[Records from a collection]
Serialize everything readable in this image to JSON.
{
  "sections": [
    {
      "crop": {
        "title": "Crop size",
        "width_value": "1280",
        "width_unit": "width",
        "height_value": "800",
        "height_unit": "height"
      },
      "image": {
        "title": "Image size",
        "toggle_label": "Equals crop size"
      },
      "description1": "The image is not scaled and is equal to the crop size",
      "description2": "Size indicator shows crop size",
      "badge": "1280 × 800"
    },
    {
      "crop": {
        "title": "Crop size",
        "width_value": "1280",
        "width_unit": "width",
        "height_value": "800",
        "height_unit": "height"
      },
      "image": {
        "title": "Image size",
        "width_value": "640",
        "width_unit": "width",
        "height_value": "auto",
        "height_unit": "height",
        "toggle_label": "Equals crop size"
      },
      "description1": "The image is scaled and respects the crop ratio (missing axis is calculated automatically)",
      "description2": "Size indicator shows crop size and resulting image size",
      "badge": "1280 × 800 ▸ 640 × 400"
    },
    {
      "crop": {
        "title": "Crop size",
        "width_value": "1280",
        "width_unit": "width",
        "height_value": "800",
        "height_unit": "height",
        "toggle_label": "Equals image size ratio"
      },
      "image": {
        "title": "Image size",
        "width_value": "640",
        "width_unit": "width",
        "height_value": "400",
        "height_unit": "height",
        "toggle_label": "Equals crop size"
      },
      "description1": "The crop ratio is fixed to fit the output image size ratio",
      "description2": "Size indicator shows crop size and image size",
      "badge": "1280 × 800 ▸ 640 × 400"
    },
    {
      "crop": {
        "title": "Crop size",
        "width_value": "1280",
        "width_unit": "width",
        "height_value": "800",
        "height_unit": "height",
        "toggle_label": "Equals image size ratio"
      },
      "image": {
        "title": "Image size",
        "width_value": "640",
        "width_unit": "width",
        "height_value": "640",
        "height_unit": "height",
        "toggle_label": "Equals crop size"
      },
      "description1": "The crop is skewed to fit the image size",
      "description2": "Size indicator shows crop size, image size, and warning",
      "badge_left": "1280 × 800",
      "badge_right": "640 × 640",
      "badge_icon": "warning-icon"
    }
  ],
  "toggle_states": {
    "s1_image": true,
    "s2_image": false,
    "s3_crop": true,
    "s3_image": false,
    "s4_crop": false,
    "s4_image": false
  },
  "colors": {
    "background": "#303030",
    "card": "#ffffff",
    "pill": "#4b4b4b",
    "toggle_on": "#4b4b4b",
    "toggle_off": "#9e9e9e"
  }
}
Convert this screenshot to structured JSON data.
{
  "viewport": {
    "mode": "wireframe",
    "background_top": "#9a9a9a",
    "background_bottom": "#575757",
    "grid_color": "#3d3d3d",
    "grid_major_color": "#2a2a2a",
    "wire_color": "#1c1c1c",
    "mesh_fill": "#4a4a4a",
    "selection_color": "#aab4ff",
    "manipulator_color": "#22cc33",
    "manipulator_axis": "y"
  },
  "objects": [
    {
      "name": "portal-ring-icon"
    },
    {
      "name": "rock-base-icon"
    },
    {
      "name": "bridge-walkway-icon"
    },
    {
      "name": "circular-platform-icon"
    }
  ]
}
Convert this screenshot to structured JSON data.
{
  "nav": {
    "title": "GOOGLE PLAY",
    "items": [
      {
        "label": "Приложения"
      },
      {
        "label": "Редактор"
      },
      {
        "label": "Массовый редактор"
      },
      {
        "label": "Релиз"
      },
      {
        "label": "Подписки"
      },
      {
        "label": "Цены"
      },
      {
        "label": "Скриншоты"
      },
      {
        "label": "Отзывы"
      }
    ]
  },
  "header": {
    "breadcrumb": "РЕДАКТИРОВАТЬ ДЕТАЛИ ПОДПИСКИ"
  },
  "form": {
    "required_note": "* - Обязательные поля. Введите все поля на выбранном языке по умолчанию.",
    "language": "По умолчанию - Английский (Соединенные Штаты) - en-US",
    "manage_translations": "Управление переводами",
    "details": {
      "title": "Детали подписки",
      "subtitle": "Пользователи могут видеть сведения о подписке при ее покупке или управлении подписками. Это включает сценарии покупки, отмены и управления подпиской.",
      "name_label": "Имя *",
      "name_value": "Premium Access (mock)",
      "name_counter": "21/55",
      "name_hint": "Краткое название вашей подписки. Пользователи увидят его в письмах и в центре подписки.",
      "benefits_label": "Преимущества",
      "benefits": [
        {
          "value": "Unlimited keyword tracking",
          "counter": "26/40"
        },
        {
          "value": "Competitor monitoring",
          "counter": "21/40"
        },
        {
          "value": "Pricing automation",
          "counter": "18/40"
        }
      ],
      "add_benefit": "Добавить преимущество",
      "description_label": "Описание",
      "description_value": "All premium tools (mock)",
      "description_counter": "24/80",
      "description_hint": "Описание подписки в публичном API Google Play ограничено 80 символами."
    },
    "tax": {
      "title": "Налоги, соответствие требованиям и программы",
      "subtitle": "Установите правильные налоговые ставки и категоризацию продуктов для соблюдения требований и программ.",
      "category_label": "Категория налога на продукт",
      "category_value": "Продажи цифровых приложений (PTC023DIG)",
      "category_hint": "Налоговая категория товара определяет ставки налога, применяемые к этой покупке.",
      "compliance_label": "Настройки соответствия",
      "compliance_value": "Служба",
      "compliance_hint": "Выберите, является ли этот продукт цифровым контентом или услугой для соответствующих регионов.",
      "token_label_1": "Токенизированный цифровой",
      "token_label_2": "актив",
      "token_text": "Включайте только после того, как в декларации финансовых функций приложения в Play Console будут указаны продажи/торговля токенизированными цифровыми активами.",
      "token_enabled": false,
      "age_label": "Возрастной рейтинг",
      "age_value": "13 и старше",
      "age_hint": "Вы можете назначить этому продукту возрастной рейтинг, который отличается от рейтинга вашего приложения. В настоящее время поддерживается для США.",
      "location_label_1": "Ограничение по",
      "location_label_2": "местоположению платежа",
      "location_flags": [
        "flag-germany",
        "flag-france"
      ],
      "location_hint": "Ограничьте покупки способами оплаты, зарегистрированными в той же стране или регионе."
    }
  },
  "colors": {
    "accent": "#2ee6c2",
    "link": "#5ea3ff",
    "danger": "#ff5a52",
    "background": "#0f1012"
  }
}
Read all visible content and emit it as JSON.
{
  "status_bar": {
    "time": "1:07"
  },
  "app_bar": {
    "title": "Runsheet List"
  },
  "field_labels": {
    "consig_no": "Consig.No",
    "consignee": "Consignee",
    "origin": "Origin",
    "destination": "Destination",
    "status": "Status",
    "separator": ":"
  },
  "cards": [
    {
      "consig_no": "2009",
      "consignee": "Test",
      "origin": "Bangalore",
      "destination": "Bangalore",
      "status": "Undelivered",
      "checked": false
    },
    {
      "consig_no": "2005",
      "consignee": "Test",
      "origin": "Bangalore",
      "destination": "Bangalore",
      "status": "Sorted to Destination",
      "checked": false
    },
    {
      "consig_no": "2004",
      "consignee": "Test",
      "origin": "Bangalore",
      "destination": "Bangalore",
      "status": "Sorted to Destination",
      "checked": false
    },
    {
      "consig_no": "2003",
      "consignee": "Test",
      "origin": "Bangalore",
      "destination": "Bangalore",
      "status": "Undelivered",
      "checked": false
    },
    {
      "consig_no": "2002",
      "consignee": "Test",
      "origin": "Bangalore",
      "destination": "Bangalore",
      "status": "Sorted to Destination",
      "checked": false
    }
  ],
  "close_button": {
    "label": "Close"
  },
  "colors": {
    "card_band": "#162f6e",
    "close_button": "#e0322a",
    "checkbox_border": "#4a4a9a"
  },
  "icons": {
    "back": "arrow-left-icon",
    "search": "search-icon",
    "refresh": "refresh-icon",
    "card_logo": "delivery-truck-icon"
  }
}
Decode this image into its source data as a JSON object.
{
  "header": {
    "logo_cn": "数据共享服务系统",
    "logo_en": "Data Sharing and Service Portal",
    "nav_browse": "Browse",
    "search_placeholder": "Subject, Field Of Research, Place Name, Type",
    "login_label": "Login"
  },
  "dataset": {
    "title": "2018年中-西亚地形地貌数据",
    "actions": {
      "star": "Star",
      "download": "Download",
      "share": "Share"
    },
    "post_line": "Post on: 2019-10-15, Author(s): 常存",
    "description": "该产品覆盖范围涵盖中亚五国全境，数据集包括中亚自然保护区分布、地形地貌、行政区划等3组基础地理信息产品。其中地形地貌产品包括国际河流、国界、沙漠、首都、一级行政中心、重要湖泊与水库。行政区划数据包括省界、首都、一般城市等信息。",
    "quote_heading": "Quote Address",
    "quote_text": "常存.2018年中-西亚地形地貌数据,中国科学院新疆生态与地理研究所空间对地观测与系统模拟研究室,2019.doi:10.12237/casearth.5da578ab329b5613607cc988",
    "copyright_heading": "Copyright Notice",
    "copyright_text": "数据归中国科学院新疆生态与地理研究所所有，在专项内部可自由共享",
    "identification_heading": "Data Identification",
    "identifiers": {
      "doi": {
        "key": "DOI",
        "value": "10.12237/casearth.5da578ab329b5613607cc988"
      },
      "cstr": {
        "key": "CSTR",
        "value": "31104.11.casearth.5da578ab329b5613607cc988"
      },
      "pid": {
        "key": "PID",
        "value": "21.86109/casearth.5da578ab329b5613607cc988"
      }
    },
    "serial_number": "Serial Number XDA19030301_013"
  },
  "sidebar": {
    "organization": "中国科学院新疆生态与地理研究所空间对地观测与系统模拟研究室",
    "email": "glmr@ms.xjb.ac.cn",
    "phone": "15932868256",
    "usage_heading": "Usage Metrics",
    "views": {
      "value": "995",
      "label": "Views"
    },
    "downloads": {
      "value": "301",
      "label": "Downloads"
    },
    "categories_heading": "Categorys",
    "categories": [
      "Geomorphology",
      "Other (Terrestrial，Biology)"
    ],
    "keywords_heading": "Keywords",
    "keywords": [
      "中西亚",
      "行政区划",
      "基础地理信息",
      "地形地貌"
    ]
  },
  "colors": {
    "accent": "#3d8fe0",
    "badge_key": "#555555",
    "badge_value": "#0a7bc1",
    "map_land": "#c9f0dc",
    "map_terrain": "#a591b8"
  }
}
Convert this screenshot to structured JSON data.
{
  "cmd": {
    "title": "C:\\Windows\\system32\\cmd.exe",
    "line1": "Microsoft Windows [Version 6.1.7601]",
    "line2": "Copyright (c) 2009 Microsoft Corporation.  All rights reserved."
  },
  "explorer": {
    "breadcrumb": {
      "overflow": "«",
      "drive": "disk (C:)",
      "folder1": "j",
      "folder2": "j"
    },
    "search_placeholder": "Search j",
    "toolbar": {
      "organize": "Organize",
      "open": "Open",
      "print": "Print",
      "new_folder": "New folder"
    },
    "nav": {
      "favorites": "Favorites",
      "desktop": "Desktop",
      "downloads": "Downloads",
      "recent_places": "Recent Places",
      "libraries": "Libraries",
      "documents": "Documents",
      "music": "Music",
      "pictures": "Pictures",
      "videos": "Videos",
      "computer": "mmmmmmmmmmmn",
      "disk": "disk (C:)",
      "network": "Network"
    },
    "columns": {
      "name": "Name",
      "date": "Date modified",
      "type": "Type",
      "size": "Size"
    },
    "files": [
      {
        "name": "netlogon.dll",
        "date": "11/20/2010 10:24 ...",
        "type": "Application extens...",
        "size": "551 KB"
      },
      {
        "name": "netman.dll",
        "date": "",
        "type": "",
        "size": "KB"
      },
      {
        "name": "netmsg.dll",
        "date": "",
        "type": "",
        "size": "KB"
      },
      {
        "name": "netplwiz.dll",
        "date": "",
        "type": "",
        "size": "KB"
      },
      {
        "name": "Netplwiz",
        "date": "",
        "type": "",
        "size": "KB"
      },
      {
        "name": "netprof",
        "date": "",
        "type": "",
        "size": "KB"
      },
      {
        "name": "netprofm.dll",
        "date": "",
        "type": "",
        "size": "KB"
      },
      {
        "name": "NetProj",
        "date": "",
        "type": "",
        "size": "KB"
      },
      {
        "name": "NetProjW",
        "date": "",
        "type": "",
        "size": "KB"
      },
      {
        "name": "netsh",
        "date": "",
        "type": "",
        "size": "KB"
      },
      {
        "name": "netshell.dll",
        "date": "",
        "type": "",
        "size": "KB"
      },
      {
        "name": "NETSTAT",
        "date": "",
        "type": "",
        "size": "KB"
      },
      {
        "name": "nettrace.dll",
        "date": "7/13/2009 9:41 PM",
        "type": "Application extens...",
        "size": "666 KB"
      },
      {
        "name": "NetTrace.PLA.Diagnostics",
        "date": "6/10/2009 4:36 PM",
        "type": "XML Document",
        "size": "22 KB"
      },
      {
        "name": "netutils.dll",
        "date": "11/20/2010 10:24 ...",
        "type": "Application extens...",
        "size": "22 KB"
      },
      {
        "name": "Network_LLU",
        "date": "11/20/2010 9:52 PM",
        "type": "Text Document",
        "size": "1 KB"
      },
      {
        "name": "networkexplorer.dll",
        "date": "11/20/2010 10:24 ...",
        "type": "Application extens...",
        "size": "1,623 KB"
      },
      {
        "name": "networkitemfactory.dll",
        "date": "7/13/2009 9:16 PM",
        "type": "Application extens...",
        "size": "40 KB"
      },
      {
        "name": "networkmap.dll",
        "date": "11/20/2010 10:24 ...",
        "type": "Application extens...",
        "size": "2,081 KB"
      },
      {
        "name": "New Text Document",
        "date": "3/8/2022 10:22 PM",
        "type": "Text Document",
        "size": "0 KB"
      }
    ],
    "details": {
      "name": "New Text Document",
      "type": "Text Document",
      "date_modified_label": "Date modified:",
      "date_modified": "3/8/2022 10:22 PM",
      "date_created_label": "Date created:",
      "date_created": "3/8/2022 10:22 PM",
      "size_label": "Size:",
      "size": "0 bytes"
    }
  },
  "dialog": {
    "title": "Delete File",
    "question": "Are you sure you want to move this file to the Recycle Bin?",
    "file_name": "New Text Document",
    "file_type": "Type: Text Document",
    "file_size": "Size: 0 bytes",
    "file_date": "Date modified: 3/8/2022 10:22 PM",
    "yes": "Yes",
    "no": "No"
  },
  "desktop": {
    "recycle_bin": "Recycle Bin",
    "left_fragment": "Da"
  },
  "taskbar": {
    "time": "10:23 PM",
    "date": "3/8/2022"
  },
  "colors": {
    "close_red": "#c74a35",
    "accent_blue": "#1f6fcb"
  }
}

- **Directions for this task**: Find the word "casearth" and list each line it appears in.

- **Solution to the exercise**:
    "quote_text": "常存.2018年中-西亚地形地貌数据,中国科学院新疆生态与地理研究所空间对地观测与系统模拟研究室,2019.doi:10.12237/casearth.5da578ab329b5613607cc988",
        "value": "10.12237/casearth.5da578ab329b5613607cc988"
        "value": "31104.11.casearth.5da578ab329b5613607cc988"
        "value": "21.86109/casearth.5da578ab329b5613607cc988"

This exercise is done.